### SUPPLIED DATA
----

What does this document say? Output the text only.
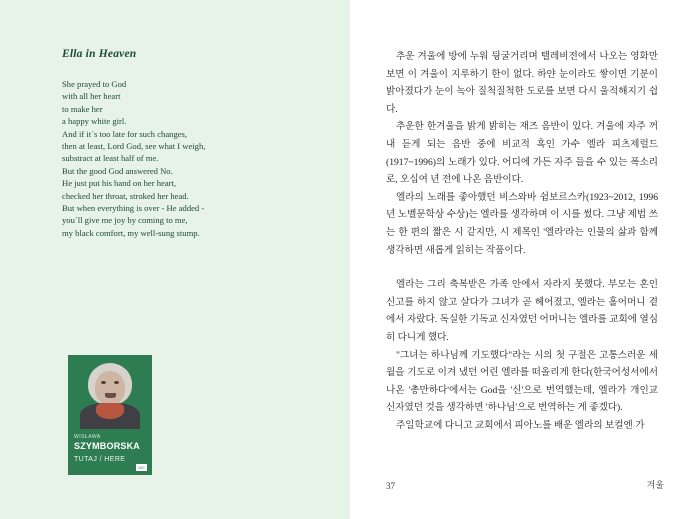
Ella in Heaven
She prayed to God
with all her heart
to make her
a happy white girl.
And if it´s too late for such changes,
then at least, Lord God, see what I weigh,
substract at least half of me.
But the good God answered No.
He just put his hand on her heart,
checked her throat, stroked her head.
But when everything is over - He added -
you´ll give me joy by coming to me,
my black comfort, my well-sung stump.
WISŁAWA
SZYMBORSKA
TUTAJ / HERE
MC

추운 겨울에 방에 누워 뒹굴거리며 텔레비전에서 나오는 영화만 보면 이 겨울이 지루하기 한이 없다. 하얀 눈이라도 쌓이면 기분이 밝아졌다가 눈이 녹아 질척질척한 도로를 보면 다시 울적해지기 쉽다.

추운한 한겨울을 밝게 밝히는 재즈 음반이 있다. 겨울에 자주 꺼내 듣게 되는 음반 중에 비교적 흑인 가수 엘라 피츠제럴드(1917~1996)의 노래가 있다. 어디에 가든 자주 들을 수 있는 폭소리로, 오십여 년 전에 나온 음반이다.

엘라의 노래를 좋아했던 비스와바 쉼보르스카(1923~2012, 1996년 노벨문학상 수상)는 엘라를 생각하며 이 시를 썼다. 그냥 제법 쓰는 한 편의 짧은 시 같지만, 시 제목인 '엘라'라는 인물의 삶과 함께 생각하면 새롭게 읽히는 작품이다.

엘라는 그리 축복받은 가족 안에서 자라지 못했다. 부모는 혼인 신고를 하지 않고 살다가 그녀가 곧 헤어졌고, 엘라는 홀어머니 곁에서 자랐다. 독실한 기독교 신자였던 어머니는 엘라를 교회에 열심히 다니게 했다.

"그녀는 하나님께 기도했다"라는 시의 첫 구절은 고통스러운 세월을 기도로 이겨 냈던 어린 엘라를 떠올리게 한다(한국어성서에서 나온 '총만하다'에서는 God을 '신'으로 번역했는데, 엘라가 개인교 신자였던 것을 생각하면 '하나님'으로 번역하는 게 좋겠다).

주일학교에 다니고 교회에서 피아노를 배운 엘라의 보컬엔 가

37	겨울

----

Of all the lines above, how many contain "heart"? Give the number and nothing more.

2